Collection entries:
_ _ _ _ _ _ _
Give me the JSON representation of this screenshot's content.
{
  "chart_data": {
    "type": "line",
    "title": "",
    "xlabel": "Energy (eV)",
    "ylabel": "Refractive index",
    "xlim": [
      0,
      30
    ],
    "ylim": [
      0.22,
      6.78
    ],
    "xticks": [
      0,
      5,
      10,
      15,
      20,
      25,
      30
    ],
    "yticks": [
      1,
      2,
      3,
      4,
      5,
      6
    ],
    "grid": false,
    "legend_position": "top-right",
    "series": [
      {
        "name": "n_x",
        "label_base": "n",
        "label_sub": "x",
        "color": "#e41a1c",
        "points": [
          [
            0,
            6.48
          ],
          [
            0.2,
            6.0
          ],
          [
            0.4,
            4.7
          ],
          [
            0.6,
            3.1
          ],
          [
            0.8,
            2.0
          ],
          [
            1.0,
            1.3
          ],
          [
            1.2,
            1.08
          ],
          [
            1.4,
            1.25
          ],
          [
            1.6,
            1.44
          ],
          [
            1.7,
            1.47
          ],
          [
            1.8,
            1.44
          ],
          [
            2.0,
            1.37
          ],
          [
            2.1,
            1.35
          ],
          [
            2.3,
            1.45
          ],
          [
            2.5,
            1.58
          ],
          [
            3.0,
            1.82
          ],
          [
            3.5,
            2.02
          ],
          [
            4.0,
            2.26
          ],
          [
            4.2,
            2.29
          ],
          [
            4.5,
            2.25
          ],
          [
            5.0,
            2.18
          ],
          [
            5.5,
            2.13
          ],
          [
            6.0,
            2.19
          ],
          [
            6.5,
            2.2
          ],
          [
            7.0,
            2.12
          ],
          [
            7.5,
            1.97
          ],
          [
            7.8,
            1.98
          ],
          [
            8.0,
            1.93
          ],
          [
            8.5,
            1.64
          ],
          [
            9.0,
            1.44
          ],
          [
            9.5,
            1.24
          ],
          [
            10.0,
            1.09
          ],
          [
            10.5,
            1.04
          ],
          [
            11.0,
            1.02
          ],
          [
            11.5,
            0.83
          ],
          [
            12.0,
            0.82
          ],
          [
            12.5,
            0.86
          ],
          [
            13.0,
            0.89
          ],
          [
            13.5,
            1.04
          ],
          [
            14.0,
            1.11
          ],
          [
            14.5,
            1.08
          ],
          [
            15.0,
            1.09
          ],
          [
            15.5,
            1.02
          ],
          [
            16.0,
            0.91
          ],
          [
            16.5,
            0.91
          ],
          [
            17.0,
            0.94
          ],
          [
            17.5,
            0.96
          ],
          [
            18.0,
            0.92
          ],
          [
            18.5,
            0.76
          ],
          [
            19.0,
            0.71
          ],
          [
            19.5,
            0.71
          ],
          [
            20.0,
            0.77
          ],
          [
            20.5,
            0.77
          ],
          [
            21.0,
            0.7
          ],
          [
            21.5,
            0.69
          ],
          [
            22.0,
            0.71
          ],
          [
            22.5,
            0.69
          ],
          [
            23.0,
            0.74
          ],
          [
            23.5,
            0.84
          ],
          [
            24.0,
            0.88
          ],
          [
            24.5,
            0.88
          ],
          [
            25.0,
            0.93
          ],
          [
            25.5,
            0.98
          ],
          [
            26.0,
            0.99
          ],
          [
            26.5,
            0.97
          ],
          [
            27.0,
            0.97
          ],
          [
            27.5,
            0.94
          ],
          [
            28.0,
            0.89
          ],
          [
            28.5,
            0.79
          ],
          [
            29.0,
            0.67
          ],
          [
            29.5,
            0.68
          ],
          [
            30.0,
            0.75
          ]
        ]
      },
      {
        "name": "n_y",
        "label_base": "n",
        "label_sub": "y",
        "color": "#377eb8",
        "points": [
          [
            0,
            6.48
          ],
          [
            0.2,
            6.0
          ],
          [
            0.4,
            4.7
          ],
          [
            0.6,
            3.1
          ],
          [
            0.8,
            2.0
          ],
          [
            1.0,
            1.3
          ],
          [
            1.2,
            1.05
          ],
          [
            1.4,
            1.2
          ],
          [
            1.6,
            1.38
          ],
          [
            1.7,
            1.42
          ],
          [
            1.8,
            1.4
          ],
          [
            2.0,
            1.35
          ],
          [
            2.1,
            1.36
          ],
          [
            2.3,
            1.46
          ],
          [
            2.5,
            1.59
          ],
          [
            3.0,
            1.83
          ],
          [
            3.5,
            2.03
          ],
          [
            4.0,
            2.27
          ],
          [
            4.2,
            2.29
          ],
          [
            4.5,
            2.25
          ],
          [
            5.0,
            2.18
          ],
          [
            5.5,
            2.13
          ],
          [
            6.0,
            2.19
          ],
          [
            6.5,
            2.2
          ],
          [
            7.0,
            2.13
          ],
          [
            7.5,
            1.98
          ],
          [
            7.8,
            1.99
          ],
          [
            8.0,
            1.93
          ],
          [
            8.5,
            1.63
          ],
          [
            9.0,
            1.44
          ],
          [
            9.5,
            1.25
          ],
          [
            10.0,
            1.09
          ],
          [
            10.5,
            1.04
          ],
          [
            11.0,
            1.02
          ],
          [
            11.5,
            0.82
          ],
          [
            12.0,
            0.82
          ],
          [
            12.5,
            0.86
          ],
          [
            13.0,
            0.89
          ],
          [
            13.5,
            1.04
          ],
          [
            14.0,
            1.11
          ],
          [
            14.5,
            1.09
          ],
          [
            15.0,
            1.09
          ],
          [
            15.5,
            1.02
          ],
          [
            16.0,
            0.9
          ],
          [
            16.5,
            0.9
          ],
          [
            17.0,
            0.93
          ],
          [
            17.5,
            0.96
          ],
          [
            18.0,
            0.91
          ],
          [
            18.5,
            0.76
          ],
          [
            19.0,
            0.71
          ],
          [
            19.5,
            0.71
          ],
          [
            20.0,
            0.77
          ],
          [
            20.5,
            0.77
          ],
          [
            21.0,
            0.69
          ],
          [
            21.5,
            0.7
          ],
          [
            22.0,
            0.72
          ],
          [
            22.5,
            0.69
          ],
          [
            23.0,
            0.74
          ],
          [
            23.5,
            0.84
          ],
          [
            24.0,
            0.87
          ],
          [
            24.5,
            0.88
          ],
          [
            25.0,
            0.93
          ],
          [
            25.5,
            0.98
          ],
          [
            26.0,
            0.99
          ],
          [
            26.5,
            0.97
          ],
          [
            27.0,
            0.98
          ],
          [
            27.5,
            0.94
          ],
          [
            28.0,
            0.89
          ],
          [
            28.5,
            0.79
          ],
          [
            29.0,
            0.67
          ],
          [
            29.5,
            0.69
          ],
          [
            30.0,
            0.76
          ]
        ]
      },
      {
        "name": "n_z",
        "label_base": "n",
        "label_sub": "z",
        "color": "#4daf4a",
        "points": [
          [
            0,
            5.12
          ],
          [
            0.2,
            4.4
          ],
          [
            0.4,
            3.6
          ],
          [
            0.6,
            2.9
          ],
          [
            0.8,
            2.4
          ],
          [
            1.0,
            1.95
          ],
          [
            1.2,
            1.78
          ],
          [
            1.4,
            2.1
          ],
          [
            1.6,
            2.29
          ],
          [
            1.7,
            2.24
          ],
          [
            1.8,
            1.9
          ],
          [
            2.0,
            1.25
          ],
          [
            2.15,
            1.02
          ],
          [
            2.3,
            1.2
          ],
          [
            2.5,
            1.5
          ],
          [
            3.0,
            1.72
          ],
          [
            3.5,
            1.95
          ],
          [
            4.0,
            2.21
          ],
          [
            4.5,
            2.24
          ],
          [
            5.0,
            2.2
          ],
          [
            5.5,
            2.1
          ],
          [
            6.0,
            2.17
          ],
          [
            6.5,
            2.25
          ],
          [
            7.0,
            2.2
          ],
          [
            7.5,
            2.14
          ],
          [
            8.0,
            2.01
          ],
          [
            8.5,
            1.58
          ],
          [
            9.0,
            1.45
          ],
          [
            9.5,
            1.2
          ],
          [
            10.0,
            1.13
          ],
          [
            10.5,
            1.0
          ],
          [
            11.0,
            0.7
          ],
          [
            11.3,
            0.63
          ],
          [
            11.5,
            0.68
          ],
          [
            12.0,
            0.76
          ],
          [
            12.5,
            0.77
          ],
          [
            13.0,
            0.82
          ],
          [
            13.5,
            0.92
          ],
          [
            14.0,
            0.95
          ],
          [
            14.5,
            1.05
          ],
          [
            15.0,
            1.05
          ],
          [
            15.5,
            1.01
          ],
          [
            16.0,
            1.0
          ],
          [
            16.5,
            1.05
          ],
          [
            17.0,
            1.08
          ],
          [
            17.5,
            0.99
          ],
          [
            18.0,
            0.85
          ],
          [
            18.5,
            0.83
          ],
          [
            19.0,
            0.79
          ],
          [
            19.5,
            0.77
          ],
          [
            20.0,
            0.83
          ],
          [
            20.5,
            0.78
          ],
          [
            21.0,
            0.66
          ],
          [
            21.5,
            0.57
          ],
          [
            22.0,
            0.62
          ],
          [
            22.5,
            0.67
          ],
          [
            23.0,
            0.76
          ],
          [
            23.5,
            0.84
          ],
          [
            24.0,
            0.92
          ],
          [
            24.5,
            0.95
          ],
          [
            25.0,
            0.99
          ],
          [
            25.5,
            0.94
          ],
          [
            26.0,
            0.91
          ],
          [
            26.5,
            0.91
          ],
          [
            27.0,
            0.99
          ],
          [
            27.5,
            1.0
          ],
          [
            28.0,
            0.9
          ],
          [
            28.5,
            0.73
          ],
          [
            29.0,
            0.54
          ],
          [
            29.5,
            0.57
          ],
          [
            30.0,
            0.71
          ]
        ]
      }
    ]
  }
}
_ _ _ _ _ _ _
**Exercise details:** Where a line holds "color", copy it out.

**Response to this task:**
        "color": "#e41a1c",
        "color": "#377eb8",
        "color": "#4daf4a",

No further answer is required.